** START Records for this task **

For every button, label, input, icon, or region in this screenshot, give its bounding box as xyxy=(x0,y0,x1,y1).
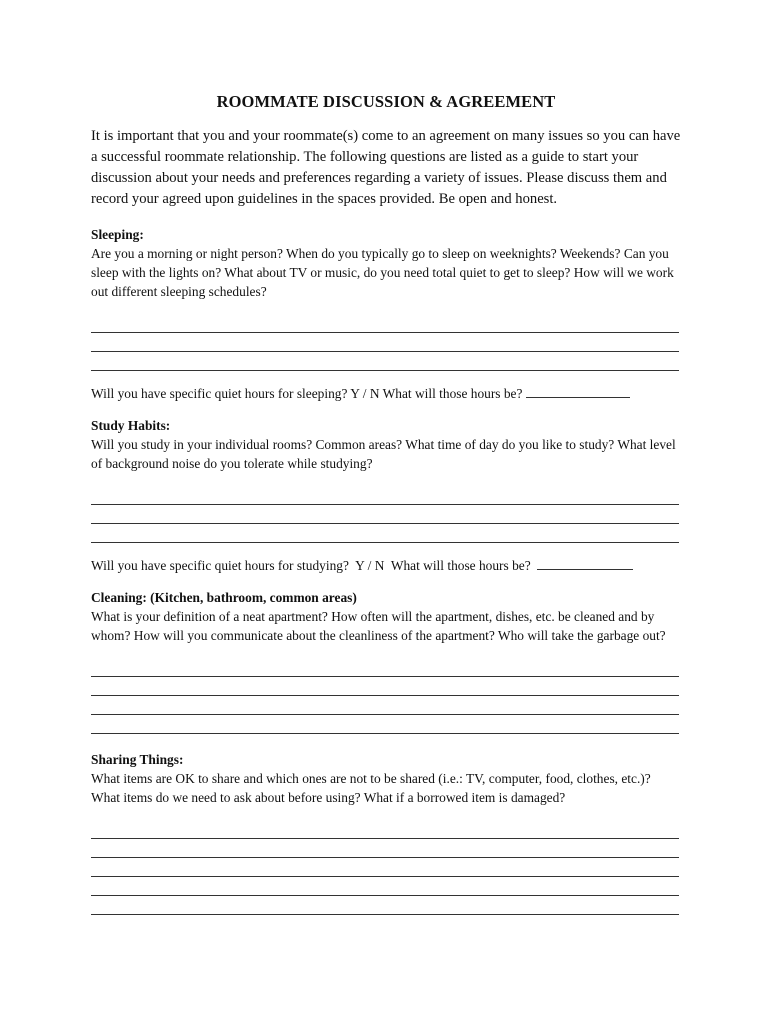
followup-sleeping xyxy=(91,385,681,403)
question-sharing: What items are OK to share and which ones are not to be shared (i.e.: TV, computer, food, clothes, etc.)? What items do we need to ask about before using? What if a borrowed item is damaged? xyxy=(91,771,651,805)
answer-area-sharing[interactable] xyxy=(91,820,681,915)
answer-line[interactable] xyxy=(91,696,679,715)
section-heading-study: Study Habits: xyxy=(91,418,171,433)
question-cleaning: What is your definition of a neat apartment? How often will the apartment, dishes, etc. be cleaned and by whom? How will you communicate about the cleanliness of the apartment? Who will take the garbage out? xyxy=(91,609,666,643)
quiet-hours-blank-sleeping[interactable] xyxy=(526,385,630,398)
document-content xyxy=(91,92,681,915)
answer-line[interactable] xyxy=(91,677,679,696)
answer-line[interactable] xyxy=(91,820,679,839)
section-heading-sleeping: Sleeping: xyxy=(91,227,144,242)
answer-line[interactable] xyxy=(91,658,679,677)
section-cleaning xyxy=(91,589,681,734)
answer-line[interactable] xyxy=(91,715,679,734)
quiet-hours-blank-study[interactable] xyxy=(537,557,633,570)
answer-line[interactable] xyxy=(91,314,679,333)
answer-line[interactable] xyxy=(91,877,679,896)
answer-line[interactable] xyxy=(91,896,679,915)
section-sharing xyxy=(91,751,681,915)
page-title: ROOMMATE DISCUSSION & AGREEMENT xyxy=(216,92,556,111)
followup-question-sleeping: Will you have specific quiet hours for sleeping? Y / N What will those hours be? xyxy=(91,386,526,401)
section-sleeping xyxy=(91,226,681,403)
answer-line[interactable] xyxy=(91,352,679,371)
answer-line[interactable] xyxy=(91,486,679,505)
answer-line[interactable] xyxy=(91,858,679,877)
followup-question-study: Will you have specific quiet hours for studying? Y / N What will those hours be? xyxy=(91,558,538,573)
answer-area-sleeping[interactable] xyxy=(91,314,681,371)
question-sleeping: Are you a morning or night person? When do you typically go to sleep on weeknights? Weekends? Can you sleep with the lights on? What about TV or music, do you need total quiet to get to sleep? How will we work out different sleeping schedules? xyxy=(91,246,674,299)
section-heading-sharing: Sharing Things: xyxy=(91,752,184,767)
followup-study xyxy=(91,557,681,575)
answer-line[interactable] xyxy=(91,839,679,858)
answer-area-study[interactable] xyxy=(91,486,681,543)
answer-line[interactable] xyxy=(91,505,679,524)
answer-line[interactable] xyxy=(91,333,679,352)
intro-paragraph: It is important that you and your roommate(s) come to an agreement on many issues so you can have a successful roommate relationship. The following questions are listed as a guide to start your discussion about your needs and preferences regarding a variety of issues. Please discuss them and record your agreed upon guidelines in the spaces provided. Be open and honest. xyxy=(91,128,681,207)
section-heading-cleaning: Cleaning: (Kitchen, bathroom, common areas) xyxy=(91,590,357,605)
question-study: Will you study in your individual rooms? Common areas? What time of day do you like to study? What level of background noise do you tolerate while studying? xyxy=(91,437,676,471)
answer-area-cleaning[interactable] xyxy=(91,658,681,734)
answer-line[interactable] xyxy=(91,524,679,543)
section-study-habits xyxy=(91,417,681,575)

** END Records for this task **

Copy the records word for word, starting at the line containing "followup-sleeping xyxy=(91,385,681,403)" and ending at the line containing "answer-line[interactable] xyxy=(91,314,679,333)", including both of those lines.

● Exercise solution:
followup-sleeping xyxy=(91,385,681,403)
question-sharing: What items are OK to share and which ones are not to be shared (i.e.: TV, computer, food, clothes, etc.)? What items do we need to ask about before using? What if a borrowed item is damaged? xyxy=(91,771,651,805)
answer-area-sharing[interactable] xyxy=(91,820,681,915)
answer-line[interactable] xyxy=(91,696,679,715)
section-heading-study: Study Habits: xyxy=(91,418,171,433)
question-cleaning: What is your definition of a neat apartment? How often will the apartment, dishes, etc. be cleaned and by whom? How will you communicate about the cleanliness of the apartment? Who will take the garbage out? xyxy=(91,609,666,643)
quiet-hours-blank-sleeping[interactable] xyxy=(526,385,630,398)
document-content xyxy=(91,92,681,915)
answer-line[interactable] xyxy=(91,677,679,696)
answer-line[interactable] xyxy=(91,820,679,839)
section-heading-sleeping: Sleeping: xyxy=(91,227,144,242)
answer-line[interactable] xyxy=(91,658,679,677)
section-cleaning xyxy=(91,589,681,734)
answer-line[interactable] xyxy=(91,715,679,734)
quiet-hours-blank-study[interactable] xyxy=(537,557,633,570)
answer-line[interactable] xyxy=(91,314,679,333)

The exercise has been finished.